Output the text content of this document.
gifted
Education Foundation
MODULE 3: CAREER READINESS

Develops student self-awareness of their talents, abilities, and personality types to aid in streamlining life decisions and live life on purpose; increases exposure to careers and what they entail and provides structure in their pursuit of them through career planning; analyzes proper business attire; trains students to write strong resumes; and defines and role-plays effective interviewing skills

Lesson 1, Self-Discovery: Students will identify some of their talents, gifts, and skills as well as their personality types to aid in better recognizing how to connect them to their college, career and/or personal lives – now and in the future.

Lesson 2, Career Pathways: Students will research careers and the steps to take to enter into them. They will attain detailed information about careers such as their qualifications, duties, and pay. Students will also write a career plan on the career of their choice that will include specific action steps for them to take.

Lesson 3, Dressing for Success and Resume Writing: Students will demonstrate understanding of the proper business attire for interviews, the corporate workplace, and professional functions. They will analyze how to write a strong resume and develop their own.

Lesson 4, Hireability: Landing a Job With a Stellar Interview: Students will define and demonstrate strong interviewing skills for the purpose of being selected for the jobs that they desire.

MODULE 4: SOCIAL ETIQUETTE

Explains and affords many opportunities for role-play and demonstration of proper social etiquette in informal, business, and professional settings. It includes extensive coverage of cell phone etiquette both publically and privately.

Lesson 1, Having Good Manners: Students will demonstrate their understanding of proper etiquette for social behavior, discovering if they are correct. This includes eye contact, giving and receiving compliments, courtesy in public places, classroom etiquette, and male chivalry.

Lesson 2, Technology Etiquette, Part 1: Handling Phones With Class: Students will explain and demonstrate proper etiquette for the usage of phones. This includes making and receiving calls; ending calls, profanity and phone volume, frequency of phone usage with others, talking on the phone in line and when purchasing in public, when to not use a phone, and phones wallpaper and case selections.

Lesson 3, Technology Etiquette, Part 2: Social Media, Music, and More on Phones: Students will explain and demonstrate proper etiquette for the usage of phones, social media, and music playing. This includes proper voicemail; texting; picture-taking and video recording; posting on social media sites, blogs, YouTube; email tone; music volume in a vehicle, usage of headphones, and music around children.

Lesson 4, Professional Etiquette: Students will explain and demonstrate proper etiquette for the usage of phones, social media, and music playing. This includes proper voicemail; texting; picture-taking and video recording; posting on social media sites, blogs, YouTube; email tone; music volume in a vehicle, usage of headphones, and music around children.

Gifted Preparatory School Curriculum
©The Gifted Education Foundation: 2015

########################################

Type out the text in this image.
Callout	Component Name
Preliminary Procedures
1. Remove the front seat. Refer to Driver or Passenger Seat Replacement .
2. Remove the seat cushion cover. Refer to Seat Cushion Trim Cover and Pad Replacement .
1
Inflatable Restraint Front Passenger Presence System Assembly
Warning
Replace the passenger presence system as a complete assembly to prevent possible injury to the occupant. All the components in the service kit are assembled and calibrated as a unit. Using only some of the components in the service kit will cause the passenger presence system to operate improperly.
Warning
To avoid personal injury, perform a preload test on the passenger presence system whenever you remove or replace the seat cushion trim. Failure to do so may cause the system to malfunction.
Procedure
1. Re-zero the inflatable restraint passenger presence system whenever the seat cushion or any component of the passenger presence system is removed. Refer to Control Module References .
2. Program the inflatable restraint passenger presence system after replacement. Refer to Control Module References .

########################################

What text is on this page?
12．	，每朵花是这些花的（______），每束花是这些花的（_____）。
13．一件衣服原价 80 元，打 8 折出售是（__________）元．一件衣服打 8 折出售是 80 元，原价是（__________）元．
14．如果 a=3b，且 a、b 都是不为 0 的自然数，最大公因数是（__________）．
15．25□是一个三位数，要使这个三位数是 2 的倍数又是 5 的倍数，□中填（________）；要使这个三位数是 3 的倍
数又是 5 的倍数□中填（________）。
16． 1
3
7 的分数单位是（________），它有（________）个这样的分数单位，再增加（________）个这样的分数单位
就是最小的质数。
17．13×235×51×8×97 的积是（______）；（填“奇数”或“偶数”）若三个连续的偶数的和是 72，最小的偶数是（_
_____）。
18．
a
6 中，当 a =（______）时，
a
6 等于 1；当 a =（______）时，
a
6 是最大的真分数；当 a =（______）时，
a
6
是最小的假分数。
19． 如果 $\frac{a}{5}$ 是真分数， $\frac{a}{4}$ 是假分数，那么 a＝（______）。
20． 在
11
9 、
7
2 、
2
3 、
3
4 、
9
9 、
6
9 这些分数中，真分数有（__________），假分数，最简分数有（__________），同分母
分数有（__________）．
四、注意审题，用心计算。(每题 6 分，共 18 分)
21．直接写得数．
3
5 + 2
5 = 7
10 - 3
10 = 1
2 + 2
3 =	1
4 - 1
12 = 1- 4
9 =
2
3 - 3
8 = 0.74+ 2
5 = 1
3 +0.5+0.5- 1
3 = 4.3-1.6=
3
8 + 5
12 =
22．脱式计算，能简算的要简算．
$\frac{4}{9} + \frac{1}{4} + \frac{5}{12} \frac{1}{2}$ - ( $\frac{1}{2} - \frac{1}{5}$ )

########################################

** EXERCISE INSTRUCTIONS **
From the listing, copy every line where the string "playing" appears.

** REPLY TO THE EXERCISE **
Lesson 3, Technology Etiquette, Part 2: Social Media, Music, and More on Phones: Students will explain and demonstrate proper etiquette for the usage of phones, social media, and music playing. This includes proper voicemail; texting; picture-taking and video recording; posting on social media sites, blogs, YouTube; email tone; music volume in a vehicle, usage of headphones, and music around children.
Lesson 4, Professional Etiquette: Students will explain and demonstrate proper etiquette for the usage of phones, social media, and music playing. This includes proper voicemail; texting; picture-taking and video recording; posting on social media sites, blogs, YouTube; email tone; music volume in a vehicle, usage of headphones, and music around children.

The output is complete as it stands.